= Exercise objective =
Transcribe the passage about the press and public opinion from "Jones identifies one" to "working to achieve.".

= Reading text =

The entire article is penned in the somewhat reckless style that suggests ‘snatching’ at a subject, and bundling together a sufficient number of telling sentences to fill a given space . . . there are thousands who write and speak in an equally ignorant and flippant manner, and thousands who will accept such utterly superficial utterances as those of an oracle, because few people understand how and by whom more than half the leaders of the daily press are supplied. Led by, not leading the people, writers on these journals simply catch up the froth of popular ideas, beat it up with a little spice of smart writing and a reckless admixture of truth and falsehood, and turn it out as something new, and each section of the public devoutly believes in all it reads in its own pet papers. (Women and Work 4)

Jones identifies one of the key questions at the time as being “whether the press reflected or created public opinion, whether in its myriad forms it represented shifts in public mood or whether it determined the direction and extent of those discernible changes in popular attitudes” (87). The public role of the press became a major preoccupation for politically engaged women because it had such serious implications for the attitudes they were trying to change and the goals they were working to achieve.

<19> One of the most direct forms of intervention in public debates was the act of placing letters to editors in newspapers. Not only did campaign and general feminist journals reprint important letters that their members or supporters published, but also information about those that were refused publication. The first issue of The Shield ran an article entitled “Remonstrance Against the ‘Conspiracy of Silence’” which documents attempts to respond to a letter by Elizabeth Garrett (supporting the Contagious Disease Acts) which had been published some weeks earlier in the Pall Mall Gazette. Reproduced in The Shield is the letter written by Harriet Martineau and Josephine Butler which appeared in the Leeds Mercury, the Western Daily Press and other newspapers outlining the replies to Garrett’s letter (by Professor Sheldon Amos, Dr. Elliott Bell, and the Rev. Dr. Hooppell) which were “uniformly rejected” by the editor of the Pall Mall. The published letter criticizes the London press, stating: “while such a ‘conspiracy of silence’ is possible, and practised among leading journalists, we English greatly exaggerate our privileges as a free people when we profess to encourage a free press, and to possess the right to hear both sides in a momentous question of morality and legislation” (“Remonstrance” 2). In this case, a single letter was able to register their objections, expose what they believed to be bias, and publicized the incident and analysis in more than one paper at a time. There were no doubt subtexts and rivalries at work at all levels of these kinds of conflicts, but evidence of and access to such critiques of editorial practices are invaluable to “mapping the cultural history” of the nineteenth century.

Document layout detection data

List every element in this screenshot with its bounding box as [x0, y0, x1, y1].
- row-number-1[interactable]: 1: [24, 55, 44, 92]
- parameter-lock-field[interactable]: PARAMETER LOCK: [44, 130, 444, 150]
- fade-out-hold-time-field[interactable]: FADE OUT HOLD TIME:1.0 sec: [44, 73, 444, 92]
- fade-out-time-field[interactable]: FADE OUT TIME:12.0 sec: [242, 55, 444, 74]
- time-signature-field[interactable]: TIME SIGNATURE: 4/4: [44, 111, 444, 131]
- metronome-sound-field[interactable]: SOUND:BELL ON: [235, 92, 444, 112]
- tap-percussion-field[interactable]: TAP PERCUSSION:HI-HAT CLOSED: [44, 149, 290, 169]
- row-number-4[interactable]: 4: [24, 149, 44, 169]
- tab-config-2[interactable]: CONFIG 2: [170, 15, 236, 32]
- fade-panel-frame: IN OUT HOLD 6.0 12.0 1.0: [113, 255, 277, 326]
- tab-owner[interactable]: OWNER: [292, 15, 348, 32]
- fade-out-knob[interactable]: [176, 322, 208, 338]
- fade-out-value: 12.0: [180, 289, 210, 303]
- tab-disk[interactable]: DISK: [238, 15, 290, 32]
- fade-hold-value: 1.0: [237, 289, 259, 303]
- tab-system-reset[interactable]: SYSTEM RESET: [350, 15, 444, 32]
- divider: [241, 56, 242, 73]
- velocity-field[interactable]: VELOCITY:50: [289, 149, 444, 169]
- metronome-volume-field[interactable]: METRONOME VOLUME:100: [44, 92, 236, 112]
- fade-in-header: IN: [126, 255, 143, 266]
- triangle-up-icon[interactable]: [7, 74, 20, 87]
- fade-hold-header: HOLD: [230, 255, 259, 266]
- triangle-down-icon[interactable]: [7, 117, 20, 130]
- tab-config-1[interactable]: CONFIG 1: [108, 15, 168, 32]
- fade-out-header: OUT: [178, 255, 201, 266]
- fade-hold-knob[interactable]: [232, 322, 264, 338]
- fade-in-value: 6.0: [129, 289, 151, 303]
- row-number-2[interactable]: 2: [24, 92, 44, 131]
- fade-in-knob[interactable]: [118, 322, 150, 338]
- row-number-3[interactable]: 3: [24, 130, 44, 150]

= Answer to this problem =
Jones identifies one of the key questions at the time as being “whether the press reflected or created public opinion, whether in its myriad forms it represented shifts in public mood or whether it determined the direction and extent of those discernible changes in popular attitudes” (87). The public role of the press became a major preoccupation for politically engaged women because it had such serious implications for the attitudes they were trying to change and the goals they were working to achieve.